Directions:
Render each of the rows below as a JSON list of strings, with one string for each line and blank lines omitted.

Records from a data source:
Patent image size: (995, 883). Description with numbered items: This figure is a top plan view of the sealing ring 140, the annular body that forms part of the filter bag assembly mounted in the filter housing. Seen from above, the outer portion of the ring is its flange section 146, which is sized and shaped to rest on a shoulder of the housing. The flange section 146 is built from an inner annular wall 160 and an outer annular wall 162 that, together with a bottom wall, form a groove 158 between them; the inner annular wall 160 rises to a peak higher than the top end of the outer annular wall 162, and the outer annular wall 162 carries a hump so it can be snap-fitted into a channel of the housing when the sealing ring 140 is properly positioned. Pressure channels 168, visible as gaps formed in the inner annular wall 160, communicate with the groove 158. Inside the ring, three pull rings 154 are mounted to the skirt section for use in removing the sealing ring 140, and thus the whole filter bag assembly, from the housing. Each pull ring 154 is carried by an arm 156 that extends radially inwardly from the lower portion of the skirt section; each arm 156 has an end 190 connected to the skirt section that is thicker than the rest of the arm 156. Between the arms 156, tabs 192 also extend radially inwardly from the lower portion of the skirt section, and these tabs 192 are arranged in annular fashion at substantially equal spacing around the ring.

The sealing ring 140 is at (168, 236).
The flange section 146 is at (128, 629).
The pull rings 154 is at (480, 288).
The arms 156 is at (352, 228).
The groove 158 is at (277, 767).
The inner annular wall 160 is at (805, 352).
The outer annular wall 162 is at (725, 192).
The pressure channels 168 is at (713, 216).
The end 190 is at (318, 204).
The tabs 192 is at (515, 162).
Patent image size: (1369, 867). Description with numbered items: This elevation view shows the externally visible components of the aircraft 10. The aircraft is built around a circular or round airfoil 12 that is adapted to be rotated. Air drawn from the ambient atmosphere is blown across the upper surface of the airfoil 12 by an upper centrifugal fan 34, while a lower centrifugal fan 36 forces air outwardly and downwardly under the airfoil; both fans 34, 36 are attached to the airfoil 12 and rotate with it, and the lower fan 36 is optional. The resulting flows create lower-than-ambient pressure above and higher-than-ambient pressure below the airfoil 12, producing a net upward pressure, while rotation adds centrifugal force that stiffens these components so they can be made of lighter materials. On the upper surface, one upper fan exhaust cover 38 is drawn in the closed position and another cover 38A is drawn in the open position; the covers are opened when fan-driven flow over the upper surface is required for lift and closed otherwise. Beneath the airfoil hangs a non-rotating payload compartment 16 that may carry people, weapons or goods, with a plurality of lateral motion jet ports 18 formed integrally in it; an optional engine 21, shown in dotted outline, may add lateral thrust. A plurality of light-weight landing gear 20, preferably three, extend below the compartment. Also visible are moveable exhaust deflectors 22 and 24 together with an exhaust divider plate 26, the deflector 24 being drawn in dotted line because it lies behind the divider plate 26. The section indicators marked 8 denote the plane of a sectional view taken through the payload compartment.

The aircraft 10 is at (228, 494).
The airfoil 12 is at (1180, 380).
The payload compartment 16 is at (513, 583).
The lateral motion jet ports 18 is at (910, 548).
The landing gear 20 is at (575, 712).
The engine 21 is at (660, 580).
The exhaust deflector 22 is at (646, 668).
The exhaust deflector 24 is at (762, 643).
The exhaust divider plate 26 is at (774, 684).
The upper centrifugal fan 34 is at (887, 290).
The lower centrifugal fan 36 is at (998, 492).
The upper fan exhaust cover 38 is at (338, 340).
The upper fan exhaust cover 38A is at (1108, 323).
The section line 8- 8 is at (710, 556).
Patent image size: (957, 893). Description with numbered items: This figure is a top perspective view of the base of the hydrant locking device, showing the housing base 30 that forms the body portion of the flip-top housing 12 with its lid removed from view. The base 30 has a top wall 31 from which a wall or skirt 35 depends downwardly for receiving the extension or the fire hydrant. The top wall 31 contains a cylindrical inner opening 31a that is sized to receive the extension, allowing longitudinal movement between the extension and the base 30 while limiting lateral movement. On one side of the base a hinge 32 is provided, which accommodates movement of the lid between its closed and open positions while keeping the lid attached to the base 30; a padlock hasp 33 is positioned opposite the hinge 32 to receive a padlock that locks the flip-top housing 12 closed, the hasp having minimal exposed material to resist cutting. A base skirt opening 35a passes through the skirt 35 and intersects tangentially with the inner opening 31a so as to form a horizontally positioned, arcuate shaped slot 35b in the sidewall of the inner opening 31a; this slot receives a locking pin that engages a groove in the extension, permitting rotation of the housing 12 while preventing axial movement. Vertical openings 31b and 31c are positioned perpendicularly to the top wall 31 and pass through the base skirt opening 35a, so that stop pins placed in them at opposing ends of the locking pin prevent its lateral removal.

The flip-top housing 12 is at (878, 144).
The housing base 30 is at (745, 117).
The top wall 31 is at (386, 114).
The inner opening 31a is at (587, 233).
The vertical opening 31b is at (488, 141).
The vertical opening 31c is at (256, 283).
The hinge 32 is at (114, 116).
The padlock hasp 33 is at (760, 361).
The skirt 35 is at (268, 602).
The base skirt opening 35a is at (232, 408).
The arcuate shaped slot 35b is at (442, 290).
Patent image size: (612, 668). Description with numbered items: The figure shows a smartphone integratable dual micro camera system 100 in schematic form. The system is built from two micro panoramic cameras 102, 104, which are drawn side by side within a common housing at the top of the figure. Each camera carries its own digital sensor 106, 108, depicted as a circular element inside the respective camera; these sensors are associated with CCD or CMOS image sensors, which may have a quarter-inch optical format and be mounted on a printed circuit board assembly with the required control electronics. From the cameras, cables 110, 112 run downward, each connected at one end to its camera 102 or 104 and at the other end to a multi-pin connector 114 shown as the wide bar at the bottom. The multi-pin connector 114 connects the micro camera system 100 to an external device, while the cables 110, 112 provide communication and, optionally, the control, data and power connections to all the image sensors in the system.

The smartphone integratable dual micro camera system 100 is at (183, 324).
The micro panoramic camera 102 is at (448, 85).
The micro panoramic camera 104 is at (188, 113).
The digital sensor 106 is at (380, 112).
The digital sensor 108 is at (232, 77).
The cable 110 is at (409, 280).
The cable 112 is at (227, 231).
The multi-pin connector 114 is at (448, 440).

Result:
[
  "Patent image size: (995, 883). Description with numbered items: This figure is a top plan view of the sealing ring 140, the annular body that forms part of the filter bag assembly mounted in the filter housing. Seen from above, the outer portion of the ring is its flange section 146, which is sized and shaped to rest on a shoulder of the housing. The flange section 146 is built from an inner annular wall 160 and an outer annular wall 162 that, together with a bottom wall, form a groove 158 between them; the inner annular wall 160 rises to a peak higher than the top end of the outer annular wall 162, and the outer annular wall 162 carries a hump so it can be snap-fitted into a channel of the housing when the sealing ring 140 is properly positioned. Pressure channels 168, visible as gaps formed in the inner annular wall 160, communicate with the groove 158. Inside the ring, three pull rings 154 are mounted to the skirt section for use in removing the sealing ring 140, and thus the whole filter bag assembly, from the housing. Each pull ring 154 is carried by an arm 156 that extends radially inwardly from the lower portion of the skirt section; each arm 156 has an end 190 connected to the skirt section that is thicker than the rest of the arm 156. Between the arms 156, tabs 192 also extend radially inwardly from the lower portion of the skirt section, and these tabs 192 are arranged in annular fashion at substantially equal spacing around the ring.",
  "The sealing ring 140 is at (168, 236).",
  "The flange section 146 is at (128, 629).",
  "The pull rings 154 is at (480, 288).",
  "The arms 156 is at (352, 228).",
  "The groove 158 is at (277, 767).",
  "The inner annular wall 160 is at (805, 352).",
  "The outer annular wall 162 is at (725, 192).",
  "The pressure channels 168 is at (713, 216).",
  "The end 190 is at (318, 204).",
  "The tabs 192 is at (515, 162).",
  "Patent image size: (1369, 867). Description with numbered items: This elevation view shows the externally visible components of the aircraft 10. The aircraft is built around a circular or round airfoil 12 that is adapted to be rotated. Air drawn from the ambient atmosphere is blown across the upper surface of the airfoil 12 by an upper centrifugal fan 34, while a lower centrifugal fan 36 forces air outwardly and downwardly under the airfoil; both fans 34, 36 are attached to the airfoil 12 and rotate with it, and the lower fan 36 is optional. The resulting flows create lower-than-ambient pressure above and higher-than-ambient pressure below the airfoil 12, producing a net upward pressure, while rotation adds centrifugal force that stiffens these components so they can be made of lighter materials. On the upper surface, one upper fan exhaust cover 38 is drawn in the closed position and another cover 38A is drawn in the open position; the covers are opened when fan-driven flow over the upper surface is required for lift and closed otherwise. Beneath the airfoil hangs a non-rotating payload compartment 16 that may carry people, weapons or goods, with a plurality of lateral motion jet ports 18 formed integrally in it; an optional engine 21, shown in dotted outline, may add lateral thrust. A plurality of light-weight landing gear 20, preferably three, extend below the compartment. Also visible are moveable exhaust deflectors 22 and 24 together with an exhaust divider plate 26, the deflector 24 being drawn in dotted line because it lies behind the divider plate 26. The section indicators marked 8 denote the plane of a sectional view taken through the payload compartment.",
  "The aircraft 10 is at (228, 494).",
  "The airfoil 12 is at (1180, 380).",
  "The payload compartment 16 is at (513, 583).",
  "The lateral motion jet ports 18 is at (910, 548).",
  "The landing gear 20 is at (575, 712).",
  "The engine 21 is at (660, 580).",
  "The exhaust deflector 22 is at (646, 668).",
  "The exhaust deflector 24 is at (762, 643).",
  "The exhaust divider plate 26 is at (774, 684).",
  "The upper centrifugal fan 34 is at (887, 290).",
  "The lower centrifugal fan 36 is at (998, 492).",
  "The upper fan exhaust cover 38 is at (338, 340).",
  "The upper fan exhaust cover 38A is at (1108, 323).",
  "The section line 8- 8 is at (710, 556).",
  "Patent image size: (957, 893). Description with numbered items: This figure is a top perspective view of the base of the hydrant locking device, showing the housing base 30 that forms the body portion of the flip-top housing 12 with its lid removed from view. The base 30 has a top wall 31 from which a wall or skirt 35 depends downwardly for receiving the extension or the fire hydrant. The top wall 31 contains a cylindrical inner opening 31a that is sized to receive the extension, allowing longitudinal movement between the extension and the base 30 while limiting lateral movement. On one side of the base a hinge 32 is provided, which accommodates movement of the lid between its closed and open positions while keeping the lid attached to the base 30; a padlock hasp 33 is positioned opposite the hinge 32 to receive a padlock that locks the flip-top housing 12 closed, the hasp having minimal exposed material to resist cutting. A base skirt opening 35a passes through the skirt 35 and intersects tangentially with the inner opening 31a so as to form a horizontally positioned, arcuate shaped slot 35b in the sidewall of the inner opening 31a; this slot receives a locking pin that engages a groove in the extension, permitting rotation of the housing 12 while preventing axial movement. Vertical openings 31b and 31c are positioned perpendicularly to the top wall 31 and pass through the base skirt opening 35a, so that stop pins placed in them at opposing ends of the locking pin prevent its lateral removal.",
  "The flip-top housing 12 is at (878, 144).",
  "The housing base 30 is at (745, 117).",
  "The top wall 31 is at (386, 114).",
  "The inner opening 31a is at (587, 233).",
  "The vertical opening 31b is at (488, 141).",
  "The vertical opening 31c is at (256, 283).",
  "The hinge 32 is at (114, 116).",
  "The padlock hasp 33 is at (760, 361).",
  "The skirt 35 is at (268, 602).",
  "The base skirt opening 35a is at (232, 408).",
  "The arcuate shaped slot 35b is at (442, 290).",
  "Patent image size: (612, 668). Description with numbered items: The figure shows a smartphone integratable dual micro camera system 100 in schematic form. The system is built from two micro panoramic cameras 102, 104, which are drawn side by side within a common housing at the top of the figure. Each camera carries its own digital sensor 106, 108, depicted as a circular element inside the respective camera; these sensors are associated with CCD or CMOS image sensors, which may have a quarter-inch optical format and be mounted on a printed circuit board assembly with the required control electronics. From the cameras, cables 110, 112 run downward, each connected at one end to its camera 102 or 104 and at the other end to a multi-pin connector 114 shown as the wide bar at the bottom. The multi-pin connector 114 connects the micro camera system 100 to an external device, while the cables 110, 112 provide communication and, optionally, the control, data and power connections to all the image sensors in the system.",
  "The smartphone integratable dual micro camera system 100 is at (183, 324).",
  "The micro panoramic camera 102 is at (448, 85).",
  "The micro panoramic camera 104 is at (188, 113).",
  "The digital sensor 106 is at (380, 112).",
  "The digital sensor 108 is at (232, 77).",
  "The cable 110 is at (409, 280).",
  "The cable 112 is at (227, 231).",
  "The multi-pin connector 114 is at (448, 440)."
]